— Your instructions —
Transcribe each entry below exactly. Pictures do not go in the copy.

— Provided material —

**********

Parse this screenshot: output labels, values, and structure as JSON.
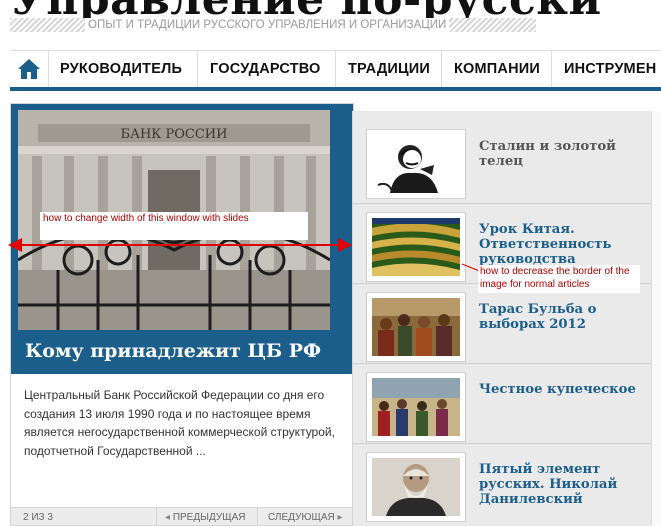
{
  "header": {
    "site_title": "Управление по-русски",
    "tagline": "ОПЫТ И ТРАДИЦИИ РУССКОГО УПРАВЛЕНИЯ И ОРГАНИЗАЦИИ"
  },
  "nav": {
    "home_icon": "home-icon",
    "items": [
      {
        "label": "РУКОВОДИТЕЛЬ"
      },
      {
        "label": "ГОСУДАРСТВО"
      },
      {
        "label": "ТРАДИЦИИ"
      },
      {
        "label": "КОМПАНИИ"
      },
      {
        "label": "ИНСТРУМЕН"
      }
    ]
  },
  "featured": {
    "building_sign": "БАНК РОССИИ",
    "title": "Кому принадлежит ЦБ РФ",
    "excerpt": "Центральный Банк Российской Федерации со дня его создания 13 июля 1990 года и по настоящее время является негосударственной коммерческой структурой, подотчетной Государственной ...",
    "pager": {
      "count": "2 ИЗ 3",
      "prev": "ПРЕДЫДУЩАЯ",
      "next": "СЛЕДУЮЩАЯ"
    }
  },
  "articles": [
    {
      "title": "Сталин и золотой телец",
      "color": "#555555"
    },
    {
      "title": "Урок Китая. Ответственность руководства",
      "color": "#1b5e8a"
    },
    {
      "title": "Тарас Бульба о выборах 2012",
      "color": "#1b5e8a"
    },
    {
      "title": "Честное купеческое",
      "color": "#1b5e8a"
    },
    {
      "title": "Пятый элемент русских. Николай Данилевский",
      "color": "#1b5e8a"
    }
  ],
  "annotations": {
    "slider_width": "how to change width of this window with slides",
    "image_border": "how to decrease the border of the image for normal articles"
  },
  "colors": {
    "brand_blue": "#1b5e8a",
    "annotation_red": "#e00000"
  }
}
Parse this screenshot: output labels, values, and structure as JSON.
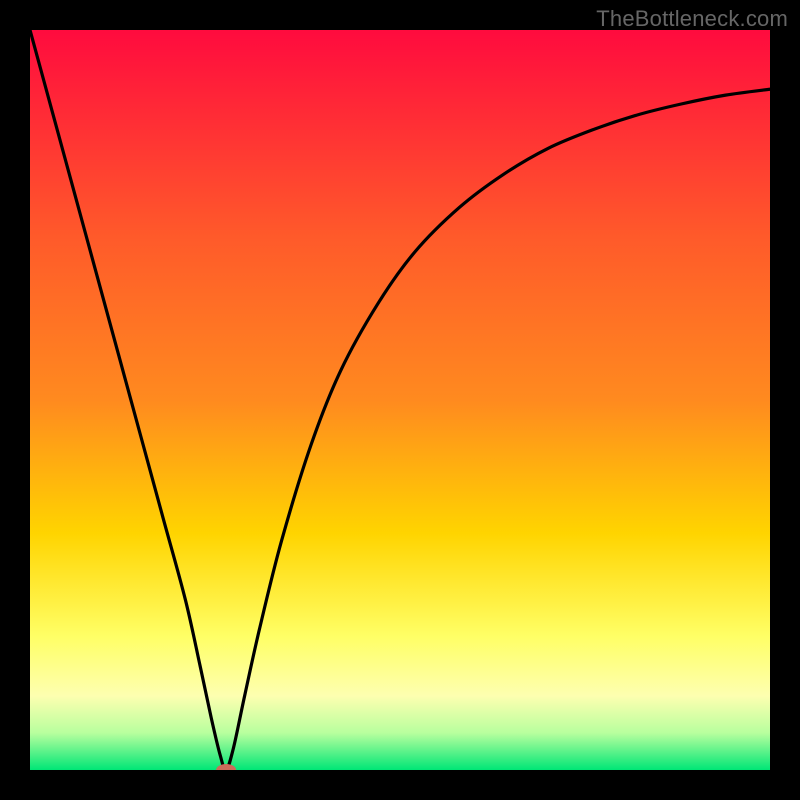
{
  "watermark": "TheBottleneck.com",
  "chart_data": {
    "type": "line",
    "title": "",
    "xlabel": "",
    "ylabel": "",
    "xlim": [
      0,
      100
    ],
    "ylim": [
      0,
      100
    ],
    "grid": false,
    "background_gradient": {
      "top": "#ff0b3e",
      "mid_upper": "#ff8a1f",
      "mid": "#ffd400",
      "mid_lower": "#ffff66",
      "bottom": "#00e676"
    },
    "series": [
      {
        "name": "bottleneck-curve",
        "color": "#000000",
        "x": [
          0,
          3,
          6,
          9,
          12,
          15,
          18,
          21,
          23,
          24.5,
          25.7,
          26.5,
          27.5,
          29,
          31,
          34,
          38,
          42,
          47,
          52,
          58,
          64,
          70,
          76,
          82,
          88,
          94,
          100
        ],
        "y": [
          100,
          89,
          78,
          67,
          56,
          45,
          34,
          23,
          14,
          7,
          2,
          0,
          3,
          10,
          19,
          31,
          44,
          54,
          63,
          70,
          76,
          80.5,
          84,
          86.5,
          88.5,
          90,
          91.2,
          92
        ]
      }
    ],
    "marker": {
      "name": "minimum-marker",
      "x": 26.5,
      "y": 0,
      "color": "#cc6b5a",
      "rx": 10,
      "ry": 6
    }
  }
}
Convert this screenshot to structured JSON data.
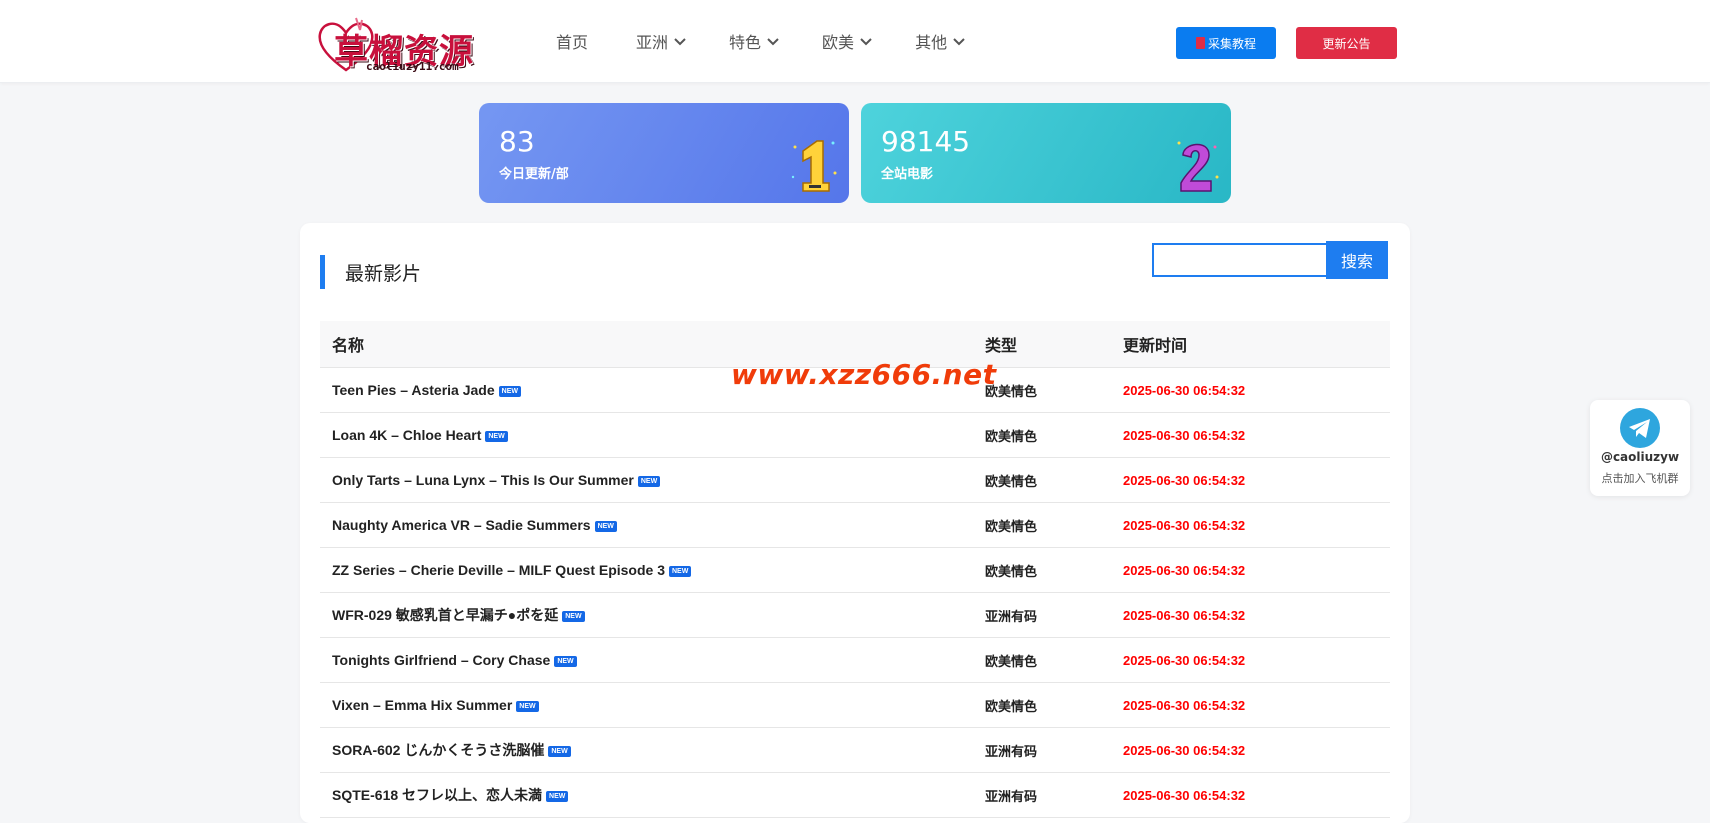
{
  "header": {
    "logo_text": "草榴资源",
    "logo_sub": "caoliuzy11.com",
    "nav": [
      {
        "label": "首页",
        "has_dropdown": false
      },
      {
        "label": "亚洲",
        "has_dropdown": true
      },
      {
        "label": "特色",
        "has_dropdown": true
      },
      {
        "label": "欧美",
        "has_dropdown": true
      },
      {
        "label": "其他",
        "has_dropdown": true
      }
    ],
    "guide_button": "采集教程",
    "notice_button": "更新公告"
  },
  "stats": [
    {
      "value": "83",
      "label": "今日更新/部",
      "badge_icon": "rank-1-icon"
    },
    {
      "value": "98145",
      "label": "全站电影",
      "badge_icon": "rank-2-icon"
    }
  ],
  "main": {
    "section_title": "最新影片",
    "search": {
      "value": "",
      "placeholder": "",
      "button": "搜索"
    },
    "columns": {
      "name": "名称",
      "type": "类型",
      "time": "更新时间"
    },
    "new_label": "NEW",
    "rows": [
      {
        "name": "Teen Pies – Asteria Jade",
        "type": "欧美情色",
        "time": "2025-06-30 06:54:32"
      },
      {
        "name": "Loan 4K – Chloe Heart",
        "type": "欧美情色",
        "time": "2025-06-30 06:54:32"
      },
      {
        "name": "Only Tarts – Luna Lynx – This Is Our Summer",
        "type": "欧美情色",
        "time": "2025-06-30 06:54:32"
      },
      {
        "name": "Naughty America VR – Sadie Summers",
        "type": "欧美情色",
        "time": "2025-06-30 06:54:32"
      },
      {
        "name": "ZZ Series – Cherie Deville – MILF Quest Episode 3",
        "type": "欧美情色",
        "time": "2025-06-30 06:54:32"
      },
      {
        "name": "WFR-029 敏感乳首と早漏チ●ポを延",
        "type": "亚洲有码",
        "time": "2025-06-30 06:54:32"
      },
      {
        "name": "Tonights Girlfriend – Cory Chase",
        "type": "欧美情色",
        "time": "2025-06-30 06:54:32"
      },
      {
        "name": "Vixen – Emma Hix Summer",
        "type": "欧美情色",
        "time": "2025-06-30 06:54:32"
      },
      {
        "name": "SORA-602 じんかくそうさ洗脳催",
        "type": "亚洲有码",
        "time": "2025-06-30 06:54:32"
      },
      {
        "name": "SQTE-618 セフレ以上、恋人未満",
        "type": "亚洲有码",
        "time": "2025-06-30 06:54:32"
      }
    ]
  },
  "watermark": "www.xzz666.net",
  "telegram": {
    "handle": "@caoliuzyw",
    "text": "点击加入飞机群",
    "icon": "telegram-icon"
  },
  "colors": {
    "accent": "#1e7df0",
    "danger": "#e02d45",
    "time_red": "#ff0000",
    "watermark": "#f03c0a"
  }
}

**********

— Full answer —
Parse this screenshot: output labels, values, and structure as JSON.
{
  "header": {
    "site_title": "Управление по-русски",
    "tagline": "ОПЫТ И ТРАДИЦИИ РУССКОГО УПРАВЛЕНИЯ И ОРГАНИЗАЦИИ"
  },
  "nav": {
    "home_icon": "home-icon",
    "items": [
      {
        "label": "РУКОВОДИТЕЛЬ"
      },
      {
        "label": "ГОСУДАРСТВО"
      },
      {
        "label": "ТРАДИЦИИ"
      },
      {
        "label": "КОМПАНИИ"
      },
      {
        "label": "ИНСТРУМЕН"
      }
    ]
  },
  "featured": {
    "building_sign": "БАНК РОССИИ",
    "title": "Кому принадлежит ЦБ РФ",
    "excerpt": "Центральный Банк Российской Федерации со дня его создания 13 июля 1990 года и по настоящее время является негосударственной коммерческой структурой, подотчетной Государственной ...",
    "pager": {
      "count": "2 ИЗ 3",
      "prev": "ПРЕДЫДУЩАЯ",
      "next": "СЛЕДУЮЩАЯ"
    }
  },
  "articles": [
    {
      "title": "Сталин и золотой телец",
      "color": "#555555"
    },
    {
      "title": "Урок Китая. Ответственность руководства",
      "color": "#1b5e8a"
    },
    {
      "title": "Тарас Бульба о выборах 2012",
      "color": "#1b5e8a"
    },
    {
      "title": "Честное купеческое",
      "color": "#1b5e8a"
    },
    {
      "title": "Пятый элемент русских. Николай Данилевский",
      "color": "#1b5e8a"
    }
  ],
  "annotations": {
    "slider_width": "how to change width of this window with slides",
    "image_border": "how to decrease the border of the image for normal articles"
  },
  "colors": {
    "brand_blue": "#1b5e8a",
    "annotation_red": "#e00000"
  }
}
Parse this screenshot: output labels, values, and structure as JSON.
{
  "watermark": "TheBottleneck.com",
  "chart_data": {
    "type": "line",
    "title": "",
    "xlabel": "",
    "ylabel": "",
    "xlim": [
      0,
      100
    ],
    "ylim": [
      0,
      100
    ],
    "grid": false,
    "background_gradient": {
      "top": "#ff0b3e",
      "mid_upper": "#ff8a1f",
      "mid": "#ffd400",
      "mid_lower": "#ffff66",
      "bottom": "#00e676"
    },
    "series": [
      {
        "name": "bottleneck-curve",
        "color": "#000000",
        "x": [
          0,
          3,
          6,
          9,
          12,
          15,
          18,
          21,
          23,
          24.5,
          25.7,
          26.5,
          27.5,
          29,
          31,
          34,
          38,
          42,
          47,
          52,
          58,
          64,
          70,
          76,
          82,
          88,
          94,
          100
        ],
        "y": [
          100,
          89,
          78,
          67,
          56,
          45,
          34,
          23,
          14,
          7,
          2,
          0,
          3,
          10,
          19,
          31,
          44,
          54,
          63,
          70,
          76,
          80.5,
          84,
          86.5,
          88.5,
          90,
          91.2,
          92
        ]
      }
    ],
    "marker": {
      "name": "minimum-marker",
      "x": 26.5,
      "y": 0,
      "color": "#cc6b5a",
      "rx": 10,
      "ry": 6
    }
  }
}
Convert this screenshot to structured JSON data.
{
  "header": {
    "logo_text": "草榴资源",
    "logo_sub": "caoliuzy11.com",
    "nav": [
      {
        "label": "首页",
        "has_dropdown": false
      },
      {
        "label": "亚洲",
        "has_dropdown": true
      },
      {
        "label": "特色",
        "has_dropdown": true
      },
      {
        "label": "欧美",
        "has_dropdown": true
      },
      {
        "label": "其他",
        "has_dropdown": true
      }
    ],
    "guide_button": "采集教程",
    "notice_button": "更新公告"
  },
  "stats": [
    {
      "value": "83",
      "label": "今日更新/部",
      "badge_icon": "rank-1-icon"
    },
    {
      "value": "98145",
      "label": "全站电影",
      "badge_icon": "rank-2-icon"
    }
  ],
  "main": {
    "section_title": "最新影片",
    "search": {
      "value": "",
      "placeholder": "",
      "button": "搜索"
    },
    "columns": {
      "name": "名称",
      "type": "类型",
      "time": "更新时间"
    },
    "new_label": "NEW",
    "rows": [
      {
        "name": "Teen Pies – Asteria Jade",
        "type": "欧美情色",
        "time": "2025-06-30 06:54:32"
      },
      {
        "name": "Loan 4K – Chloe Heart",
        "type": "欧美情色",
        "time": "2025-06-30 06:54:32"
      },
      {
        "name": "Only Tarts – Luna Lynx – This Is Our Summer",
        "type": "欧美情色",
        "time": "2025-06-30 06:54:32"
      },
      {
        "name": "Naughty America VR – Sadie Summers",
        "type": "欧美情色",
        "time": "2025-06-30 06:54:32"
      },
      {
        "name": "ZZ Series – Cherie Deville – MILF Quest Episode 3",
        "type": "欧美情色",
        "time": "2025-06-30 06:54:32"
      },
      {
        "name": "WFR-029 敏感乳首と早漏チ●ポを延",
        "type": "亚洲有码",
        "time": "2025-06-30 06:54:32"
      },
      {
        "name": "Tonights Girlfriend – Cory Chase",
        "type": "欧美情色",
        "time": "2025-06-30 06:54:32"
      },
      {
        "name": "Vixen – Emma Hix Summer",
        "type": "欧美情色",
        "time": "2025-06-30 06:54:32"
      },
      {
        "name": "SORA-602 じんかくそうさ洗脳催",
        "type": "亚洲有码",
        "time": "2025-06-30 06:54:32"
      },
      {
        "name": "SQTE-618 セフレ以上、恋人未満",
        "type": "亚洲有码",
        "time": "2025-06-30 06:54:32"
      }
    ]
  },
  "watermark": "www.xzz666.net",
  "telegram": {
    "handle": "@caoliuzyw",
    "text": "点击加入飞机群",
    "icon": "telegram-icon"
  },
  "colors": {
    "accent": "#1e7df0",
    "danger": "#e02d45",
    "time_red": "#ff0000",
    "watermark": "#f03c0a"
  }
}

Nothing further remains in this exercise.